Document:
● ● ●
En cette époque où, trop souvent, chacun de nous s’intéresse davantage à soi qu’à l’autre, où le rythme effréné de nos vies relègue l’imagination et l’initiative au second plan, où les aliments prêts à manger et les repas-minute deviennent des rituels culinaires, il est plutôt rassurant d’avoir quelqu’un qui nous rappelle que la table occupe une place primordiale comme forum culturel d’échange, où s’estompent nos différences.
C’est dans cet esprit d’échange que ce prix a été créé.
Au cours des quatre dernières années, mon épouse, notre fille et moi avons voyagé d’un bout à l’autre du pays, aussi bien géographiquement que gastronomiquement. Nous avons consulté des centaines de gens qui contribuent chaque jour à tous les aspects de la table de la nation : des agriculteurs, des producteurs, des écrivains, des sommeliers, des chefs cuisiniers, des fromagers, des pêcheurs, des enseignants, des étudiants, des chasseurs et des fabricants de thé. Nous nous sommes rassemblés autour des tables d’écoles de cuisine, de cuisines d’hôtels, de marchés maraîchers et d’anciennes casernes de pompiers pour casser la croûte ensemble et échanger des idées, des histoires et des points de vue. C’est le fruit de ces discussions qui est au cœur de ce prix.
● ● ●
Objectif de l'exercice: Reproduisez mot pour mot, dans le texte sur la table comme lieu d'échange, le passage allant de « En cette époque » jusqu'à « s’estompent nos différences. ».
● ● ●
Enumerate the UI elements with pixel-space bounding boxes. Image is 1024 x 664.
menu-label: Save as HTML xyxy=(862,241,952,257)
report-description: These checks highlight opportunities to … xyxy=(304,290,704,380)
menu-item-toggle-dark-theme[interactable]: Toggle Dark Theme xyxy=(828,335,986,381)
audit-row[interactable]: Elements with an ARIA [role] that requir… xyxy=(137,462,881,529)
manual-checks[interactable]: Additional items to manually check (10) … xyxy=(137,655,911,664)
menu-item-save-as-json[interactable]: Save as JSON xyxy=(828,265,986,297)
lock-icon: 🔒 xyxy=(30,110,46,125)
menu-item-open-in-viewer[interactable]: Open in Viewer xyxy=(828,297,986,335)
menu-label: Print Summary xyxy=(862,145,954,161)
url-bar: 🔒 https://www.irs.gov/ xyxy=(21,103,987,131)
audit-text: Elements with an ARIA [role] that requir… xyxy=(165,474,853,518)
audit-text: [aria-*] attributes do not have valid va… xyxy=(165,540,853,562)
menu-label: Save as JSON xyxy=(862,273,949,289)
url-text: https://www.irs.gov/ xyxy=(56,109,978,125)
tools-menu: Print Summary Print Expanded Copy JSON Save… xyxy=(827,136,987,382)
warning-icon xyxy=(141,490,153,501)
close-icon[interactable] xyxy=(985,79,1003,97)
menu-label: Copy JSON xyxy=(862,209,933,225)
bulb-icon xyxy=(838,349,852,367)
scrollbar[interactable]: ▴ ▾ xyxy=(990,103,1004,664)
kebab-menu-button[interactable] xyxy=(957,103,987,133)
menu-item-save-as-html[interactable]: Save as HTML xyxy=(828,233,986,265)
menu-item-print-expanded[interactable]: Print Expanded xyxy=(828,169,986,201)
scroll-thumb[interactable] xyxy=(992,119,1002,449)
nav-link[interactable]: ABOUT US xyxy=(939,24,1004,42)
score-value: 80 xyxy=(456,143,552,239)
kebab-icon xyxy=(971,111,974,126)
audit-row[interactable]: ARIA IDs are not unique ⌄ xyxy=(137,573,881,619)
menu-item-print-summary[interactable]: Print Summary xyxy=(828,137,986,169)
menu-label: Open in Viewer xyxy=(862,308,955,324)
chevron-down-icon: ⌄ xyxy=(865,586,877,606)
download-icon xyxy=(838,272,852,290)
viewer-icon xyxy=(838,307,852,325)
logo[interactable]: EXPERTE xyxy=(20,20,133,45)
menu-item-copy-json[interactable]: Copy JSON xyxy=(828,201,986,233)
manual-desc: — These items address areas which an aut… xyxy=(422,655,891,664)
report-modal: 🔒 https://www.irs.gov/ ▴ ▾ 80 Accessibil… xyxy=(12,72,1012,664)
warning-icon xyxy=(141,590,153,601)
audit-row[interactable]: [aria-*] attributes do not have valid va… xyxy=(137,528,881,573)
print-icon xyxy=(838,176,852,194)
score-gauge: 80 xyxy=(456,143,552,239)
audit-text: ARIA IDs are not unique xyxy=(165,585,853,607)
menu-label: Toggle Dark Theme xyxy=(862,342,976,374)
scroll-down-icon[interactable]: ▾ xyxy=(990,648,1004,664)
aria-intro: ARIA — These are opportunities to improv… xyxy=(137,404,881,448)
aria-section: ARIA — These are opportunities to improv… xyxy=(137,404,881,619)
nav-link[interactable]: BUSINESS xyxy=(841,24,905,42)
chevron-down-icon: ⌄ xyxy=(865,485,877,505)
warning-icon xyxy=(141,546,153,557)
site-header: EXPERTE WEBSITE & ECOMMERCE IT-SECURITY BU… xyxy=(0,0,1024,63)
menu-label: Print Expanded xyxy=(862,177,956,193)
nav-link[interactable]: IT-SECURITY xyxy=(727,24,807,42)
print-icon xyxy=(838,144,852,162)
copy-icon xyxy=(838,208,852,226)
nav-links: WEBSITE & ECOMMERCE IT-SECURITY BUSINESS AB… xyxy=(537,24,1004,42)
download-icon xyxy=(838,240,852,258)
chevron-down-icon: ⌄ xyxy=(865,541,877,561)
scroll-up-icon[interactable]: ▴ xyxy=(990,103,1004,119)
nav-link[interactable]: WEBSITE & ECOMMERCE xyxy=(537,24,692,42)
● ● ●
Réponse attendue:
En cette époque où, trop souvent, chacun de nous s’intéresse davantage à soi qu’à l’autre, où le rythme effréné de nos vies relègue l’imagination et l’initiative au second plan, où les aliments prêts à manger et les repas-minute deviennent des rituels culinaires, il est plutôt rassurant d’avoir quelqu’un qui nous rappelle que la table occupe une place primordiale comme forum culturel d’échange, où s’estompent nos différences.